### Exercise details
Extract the lines that hold the string "married".

### Material shown
■ ■ ■ ■

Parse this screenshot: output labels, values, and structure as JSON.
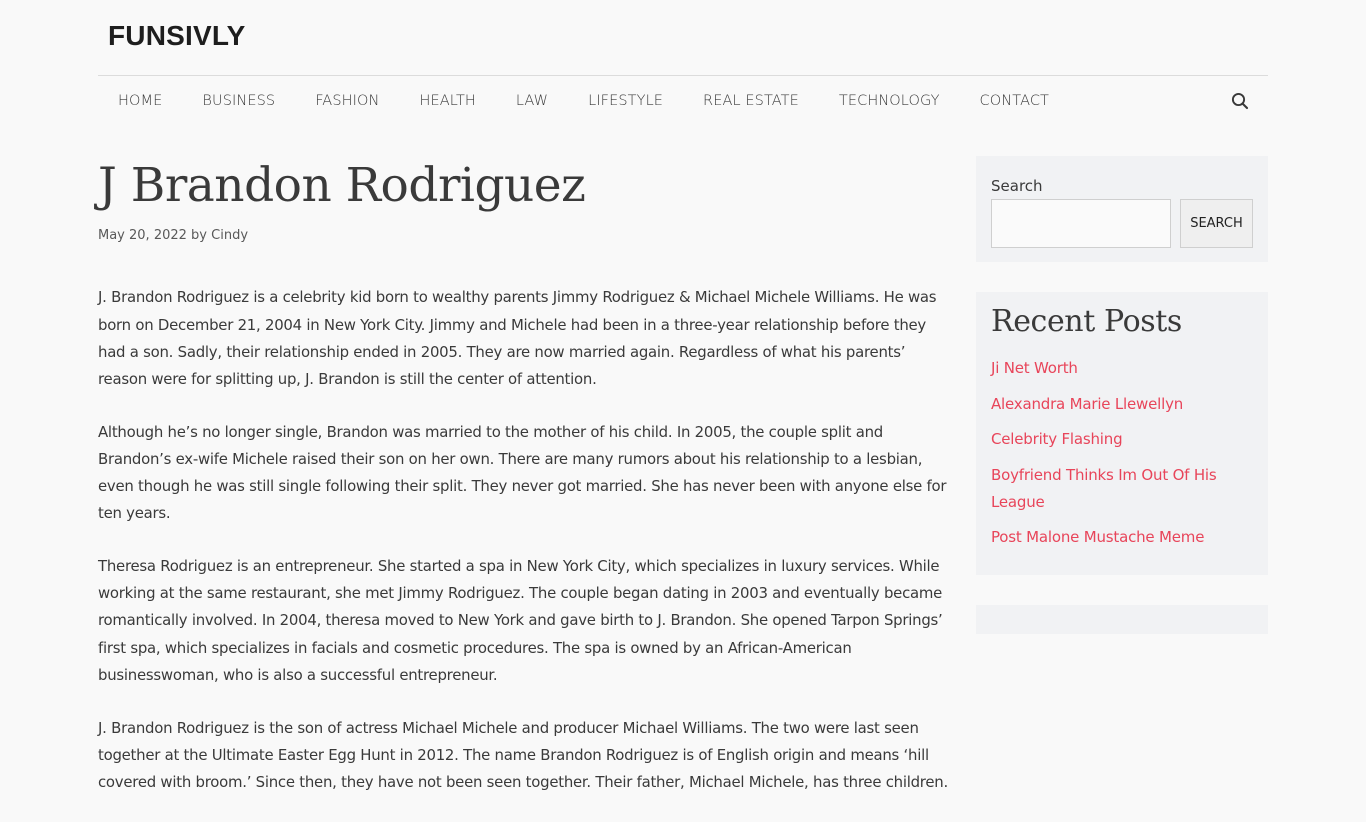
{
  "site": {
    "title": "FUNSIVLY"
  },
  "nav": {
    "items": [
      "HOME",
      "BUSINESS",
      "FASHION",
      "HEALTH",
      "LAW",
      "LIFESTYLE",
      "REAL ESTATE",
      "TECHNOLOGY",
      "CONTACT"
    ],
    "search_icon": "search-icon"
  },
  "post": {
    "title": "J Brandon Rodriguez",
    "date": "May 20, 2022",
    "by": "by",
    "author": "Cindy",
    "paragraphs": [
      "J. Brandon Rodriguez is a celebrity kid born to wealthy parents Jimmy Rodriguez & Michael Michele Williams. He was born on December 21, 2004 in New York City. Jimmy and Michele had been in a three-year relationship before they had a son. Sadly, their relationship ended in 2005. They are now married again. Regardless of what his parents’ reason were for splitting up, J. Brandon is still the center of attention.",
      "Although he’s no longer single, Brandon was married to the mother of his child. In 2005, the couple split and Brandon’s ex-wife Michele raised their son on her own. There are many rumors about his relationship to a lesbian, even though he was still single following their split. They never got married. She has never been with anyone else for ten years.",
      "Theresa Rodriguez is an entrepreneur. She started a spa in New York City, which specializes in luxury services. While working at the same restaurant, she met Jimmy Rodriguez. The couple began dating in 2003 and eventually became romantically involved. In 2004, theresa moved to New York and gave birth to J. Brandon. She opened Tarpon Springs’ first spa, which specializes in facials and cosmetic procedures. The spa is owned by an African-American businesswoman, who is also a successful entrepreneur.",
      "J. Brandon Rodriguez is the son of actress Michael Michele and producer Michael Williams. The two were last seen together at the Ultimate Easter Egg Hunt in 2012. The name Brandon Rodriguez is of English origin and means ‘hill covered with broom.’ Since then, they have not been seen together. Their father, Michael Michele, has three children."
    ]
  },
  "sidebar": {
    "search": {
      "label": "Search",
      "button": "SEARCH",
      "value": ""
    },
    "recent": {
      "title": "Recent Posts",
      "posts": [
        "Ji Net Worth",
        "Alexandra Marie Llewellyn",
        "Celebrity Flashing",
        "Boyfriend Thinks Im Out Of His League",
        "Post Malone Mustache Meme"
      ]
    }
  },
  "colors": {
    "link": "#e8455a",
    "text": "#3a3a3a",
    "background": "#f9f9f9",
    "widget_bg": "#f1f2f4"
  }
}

■ ■ ■ ■

### Output for this task
      "J. Brandon Rodriguez is a celebrity kid born to wealthy parents Jimmy Rodriguez & Michael Michele Williams. He was born on December 21, 2004 in New York City. Jimmy and Michele had been in a three-year relationship before they had a son. Sadly, their relationship ended in 2005. They are now married again. Regardless of what his parents’ reason were for splitting up, J. Brandon is still the center of attention.",
      "Although he’s no longer single, Brandon was married to the mother of his child. In 2005, the couple split and Brandon’s ex-wife Michele raised their son on her own. There are many rumors about his relationship to a lesbian, even though he was still single following their split. They never got married. She has never been with anyone else for ten years.",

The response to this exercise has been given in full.